| Dataset items |
***
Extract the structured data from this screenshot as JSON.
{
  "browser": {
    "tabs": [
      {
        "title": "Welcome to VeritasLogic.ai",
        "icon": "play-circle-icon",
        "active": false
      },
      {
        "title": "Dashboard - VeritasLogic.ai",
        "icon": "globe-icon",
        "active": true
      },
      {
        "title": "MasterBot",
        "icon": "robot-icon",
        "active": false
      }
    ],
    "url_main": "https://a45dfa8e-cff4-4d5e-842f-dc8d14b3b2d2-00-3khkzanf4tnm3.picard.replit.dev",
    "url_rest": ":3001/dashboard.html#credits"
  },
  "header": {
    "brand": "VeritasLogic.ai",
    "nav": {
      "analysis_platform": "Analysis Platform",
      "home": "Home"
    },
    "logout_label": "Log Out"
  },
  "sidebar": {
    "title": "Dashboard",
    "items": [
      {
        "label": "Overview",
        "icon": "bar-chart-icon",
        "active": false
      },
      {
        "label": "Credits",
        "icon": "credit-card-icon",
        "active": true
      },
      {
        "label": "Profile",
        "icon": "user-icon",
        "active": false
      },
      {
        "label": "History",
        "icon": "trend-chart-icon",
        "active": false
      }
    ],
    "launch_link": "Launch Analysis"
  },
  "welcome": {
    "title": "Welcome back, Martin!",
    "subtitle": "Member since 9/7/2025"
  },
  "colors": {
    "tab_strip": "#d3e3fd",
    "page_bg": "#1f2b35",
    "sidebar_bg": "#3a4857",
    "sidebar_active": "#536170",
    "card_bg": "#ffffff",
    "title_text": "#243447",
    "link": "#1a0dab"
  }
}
***
| What you have to do |
Without omitting anything, output the entries exactly.

| Exercise answer |
Extract the structured data from this screenshot as JSON.
{
  "browser": {
    "tabs": [
      {
        "title": "Welcome to VeritasLogic.ai",
        "icon": "play-circle-icon",
        "active": false
      },
      {
        "title": "Dashboard - VeritasLogic.ai",
        "icon": "globe-icon",
        "active": true
      },
      {
        "title": "MasterBot",
        "icon": "robot-icon",
        "active": false
      }
    ],
    "url_main": "https://a45dfa8e-cff4-4d5e-842f-dc8d14b3b2d2-00-3khkzanf4tnm3.picard.replit.dev",
    "url_rest": ":3001/dashboard.html#credits"
  },
  "header": {
    "brand": "VeritasLogic.ai",
    "nav": {
      "analysis_platform": "Analysis Platform",
      "home": "Home"
    },
    "logout_label": "Log Out"
  },
  "sidebar": {
    "title": "Dashboard",
    "items": [
      {
        "label": "Overview",
        "icon": "bar-chart-icon",
        "active": false
      },
      {
        "label": "Credits",
        "icon": "credit-card-icon",
        "active": true
      },
      {
        "label": "Profile",
        "icon": "user-icon",
        "active": false
      },
      {
        "label": "History",
        "icon": "trend-chart-icon",
        "active": false
      }
    ],
    "launch_link": "Launch Analysis"
  },
  "welcome": {
    "title": "Welcome back, Martin!",
    "subtitle": "Member since 9/7/2025"
  },
  "colors": {
    "tab_strip": "#d3e3fd",
    "page_bg": "#1f2b35",
    "sidebar_bg": "#3a4857",
    "sidebar_active": "#536170",
    "card_bg": "#ffffff",
    "title_text": "#243447",
    "link": "#1a0dab"
  }
}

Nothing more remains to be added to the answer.